__GIVEN REQUEST__
Set down the material once more, exactly as it appears.

= = = =

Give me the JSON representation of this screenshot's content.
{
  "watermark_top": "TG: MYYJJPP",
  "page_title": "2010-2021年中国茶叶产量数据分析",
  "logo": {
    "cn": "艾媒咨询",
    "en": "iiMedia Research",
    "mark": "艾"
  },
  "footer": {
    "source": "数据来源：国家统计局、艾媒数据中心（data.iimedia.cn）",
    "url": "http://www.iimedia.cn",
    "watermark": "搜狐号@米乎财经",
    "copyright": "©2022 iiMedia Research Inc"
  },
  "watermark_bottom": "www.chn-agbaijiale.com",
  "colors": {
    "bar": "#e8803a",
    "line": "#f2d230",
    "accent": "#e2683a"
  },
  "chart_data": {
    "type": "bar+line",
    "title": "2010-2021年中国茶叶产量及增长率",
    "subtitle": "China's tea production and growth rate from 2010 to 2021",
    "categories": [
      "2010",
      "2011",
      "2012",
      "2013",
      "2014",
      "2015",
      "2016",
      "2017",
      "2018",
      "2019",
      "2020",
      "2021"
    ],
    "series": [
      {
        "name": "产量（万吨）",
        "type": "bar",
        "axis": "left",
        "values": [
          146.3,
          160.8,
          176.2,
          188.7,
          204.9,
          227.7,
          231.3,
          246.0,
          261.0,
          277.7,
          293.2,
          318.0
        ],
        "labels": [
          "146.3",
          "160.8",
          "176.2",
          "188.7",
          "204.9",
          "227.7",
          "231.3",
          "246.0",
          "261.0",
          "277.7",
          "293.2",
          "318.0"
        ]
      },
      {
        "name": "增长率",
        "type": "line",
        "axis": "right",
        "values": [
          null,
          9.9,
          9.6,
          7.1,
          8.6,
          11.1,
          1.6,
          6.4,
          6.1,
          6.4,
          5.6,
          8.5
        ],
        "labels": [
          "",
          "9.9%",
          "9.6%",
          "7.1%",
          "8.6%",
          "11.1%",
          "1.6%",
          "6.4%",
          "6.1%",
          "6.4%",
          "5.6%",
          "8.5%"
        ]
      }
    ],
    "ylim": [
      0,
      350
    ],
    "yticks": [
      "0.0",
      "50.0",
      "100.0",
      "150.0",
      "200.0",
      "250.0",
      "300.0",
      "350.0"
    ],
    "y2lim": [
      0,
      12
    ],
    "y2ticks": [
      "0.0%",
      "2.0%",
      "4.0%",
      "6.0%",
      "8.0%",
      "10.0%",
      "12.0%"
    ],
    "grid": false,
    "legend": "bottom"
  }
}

= = = =

__WRITTEN RESPONSE__
Give me the JSON representation of this screenshot's content.
{
  "watermark_top": "TG: MYYJJPP",
  "page_title": "2010-2021年中国茶叶产量数据分析",
  "logo": {
    "cn": "艾媒咨询",
    "en": "iiMedia Research",
    "mark": "艾"
  },
  "footer": {
    "source": "数据来源：国家统计局、艾媒数据中心（data.iimedia.cn）",
    "url": "http://www.iimedia.cn",
    "watermark": "搜狐号@米乎财经",
    "copyright": "©2022 iiMedia Research Inc"
  },
  "watermark_bottom": "www.chn-agbaijiale.com",
  "colors": {
    "bar": "#e8803a",
    "line": "#f2d230",
    "accent": "#e2683a"
  },
  "chart_data": {
    "type": "bar+line",
    "title": "2010-2021年中国茶叶产量及增长率",
    "subtitle": "China's tea production and growth rate from 2010 to 2021",
    "categories": [
      "2010",
      "2011",
      "2012",
      "2013",
      "2014",
      "2015",
      "2016",
      "2017",
      "2018",
      "2019",
      "2020",
      "2021"
    ],
    "series": [
      {
        "name": "产量（万吨）",
        "type": "bar",
        "axis": "left",
        "values": [
          146.3,
          160.8,
          176.2,
          188.7,
          204.9,
          227.7,
          231.3,
          246.0,
          261.0,
          277.7,
          293.2,
          318.0
        ],
        "labels": [
          "146.3",
          "160.8",
          "176.2",
          "188.7",
          "204.9",
          "227.7",
          "231.3",
          "246.0",
          "261.0",
          "277.7",
          "293.2",
          "318.0"
        ]
      },
      {
        "name": "增长率",
        "type": "line",
        "axis": "right",
        "values": [
          null,
          9.9,
          9.6,
          7.1,
          8.6,
          11.1,
          1.6,
          6.4,
          6.1,
          6.4,
          5.6,
          8.5
        ],
        "labels": [
          "",
          "9.9%",
          "9.6%",
          "7.1%",
          "8.6%",
          "11.1%",
          "1.6%",
          "6.4%",
          "6.1%",
          "6.4%",
          "5.6%",
          "8.5%"
        ]
      }
    ],
    "ylim": [
      0,
      350
    ],
    "yticks": [
      "0.0",
      "50.0",
      "100.0",
      "150.0",
      "200.0",
      "250.0",
      "300.0",
      "350.0"
    ],
    "y2lim": [
      0,
      12
    ],
    "y2ticks": [
      "0.0%",
      "2.0%",
      "4.0%",
      "6.0%",
      "8.0%",
      "10.0%",
      "12.0%"
    ],
    "grid": false,
    "legend": "bottom"
  }
}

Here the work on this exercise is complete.